YOUR OBJECTIVE:
Repeat the entries below exactly as they appear, with no pictures.

INPUT MATERIAL:
* BEGIN *

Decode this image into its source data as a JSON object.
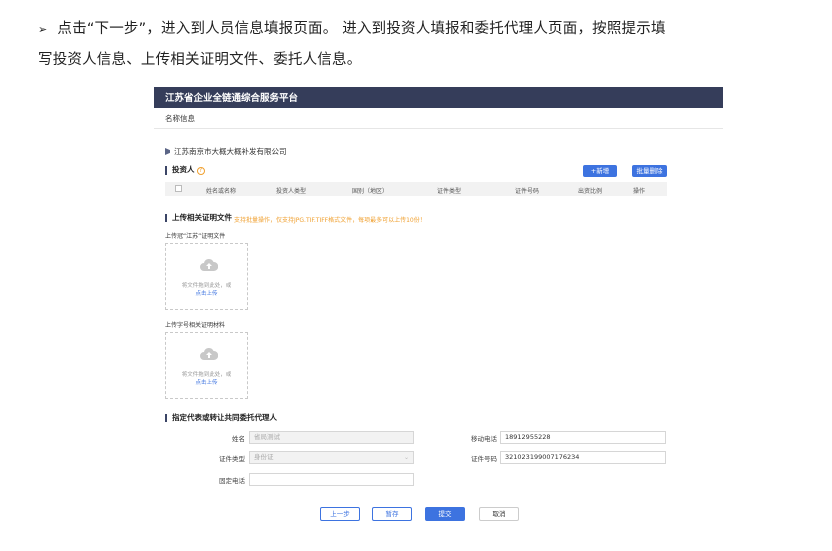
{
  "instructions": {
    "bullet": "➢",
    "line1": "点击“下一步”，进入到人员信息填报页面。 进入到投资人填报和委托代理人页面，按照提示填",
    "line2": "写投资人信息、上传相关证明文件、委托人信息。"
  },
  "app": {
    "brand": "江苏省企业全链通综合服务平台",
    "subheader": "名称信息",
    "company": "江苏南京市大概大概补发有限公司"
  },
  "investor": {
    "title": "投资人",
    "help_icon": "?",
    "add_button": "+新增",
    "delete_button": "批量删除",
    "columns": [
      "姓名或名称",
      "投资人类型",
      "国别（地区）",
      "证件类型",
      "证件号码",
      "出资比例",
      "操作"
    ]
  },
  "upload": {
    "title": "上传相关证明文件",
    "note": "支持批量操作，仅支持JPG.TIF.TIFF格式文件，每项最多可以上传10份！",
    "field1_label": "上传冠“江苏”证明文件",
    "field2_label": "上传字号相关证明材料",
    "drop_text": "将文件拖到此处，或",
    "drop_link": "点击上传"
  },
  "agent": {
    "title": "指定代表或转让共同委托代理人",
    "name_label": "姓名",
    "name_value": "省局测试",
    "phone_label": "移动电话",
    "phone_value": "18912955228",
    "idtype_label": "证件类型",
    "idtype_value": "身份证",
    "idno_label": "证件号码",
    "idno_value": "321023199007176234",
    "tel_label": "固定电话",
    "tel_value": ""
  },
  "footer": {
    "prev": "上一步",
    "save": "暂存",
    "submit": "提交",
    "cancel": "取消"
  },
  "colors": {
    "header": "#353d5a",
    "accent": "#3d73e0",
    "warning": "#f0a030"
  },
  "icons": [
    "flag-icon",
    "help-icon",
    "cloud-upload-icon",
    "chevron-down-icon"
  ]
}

* END *

RESULT OF THIS EXERCISE:
Decode this image into its source data as a JSON object.
{
  "instructions": {
    "bullet": "➢",
    "line1": "点击“下一步”，进入到人员信息填报页面。 进入到投资人填报和委托代理人页面，按照提示填",
    "line2": "写投资人信息、上传相关证明文件、委托人信息。"
  },
  "app": {
    "brand": "江苏省企业全链通综合服务平台",
    "subheader": "名称信息",
    "company": "江苏南京市大概大概补发有限公司"
  },
  "investor": {
    "title": "投资人",
    "help_icon": "?",
    "add_button": "+新增",
    "delete_button": "批量删除",
    "columns": [
      "姓名或名称",
      "投资人类型",
      "国别（地区）",
      "证件类型",
      "证件号码",
      "出资比例",
      "操作"
    ]
  },
  "upload": {
    "title": "上传相关证明文件",
    "note": "支持批量操作，仅支持JPG.TIF.TIFF格式文件，每项最多可以上传10份！",
    "field1_label": "上传冠“江苏”证明文件",
    "field2_label": "上传字号相关证明材料",
    "drop_text": "将文件拖到此处，或",
    "drop_link": "点击上传"
  },
  "agent": {
    "title": "指定代表或转让共同委托代理人",
    "name_label": "姓名",
    "name_value": "省局测试",
    "phone_label": "移动电话",
    "phone_value": "18912955228",
    "idtype_label": "证件类型",
    "idtype_value": "身份证",
    "idno_label": "证件号码",
    "idno_value": "321023199007176234",
    "tel_label": "固定电话",
    "tel_value": ""
  },
  "footer": {
    "prev": "上一步",
    "save": "暂存",
    "submit": "提交",
    "cancel": "取消"
  },
  "colors": {
    "header": "#353d5a",
    "accent": "#3d73e0",
    "warning": "#f0a030"
  },
  "icons": [
    "flag-icon",
    "help-icon",
    "cloud-upload-icon",
    "chevron-down-icon"
  ]
}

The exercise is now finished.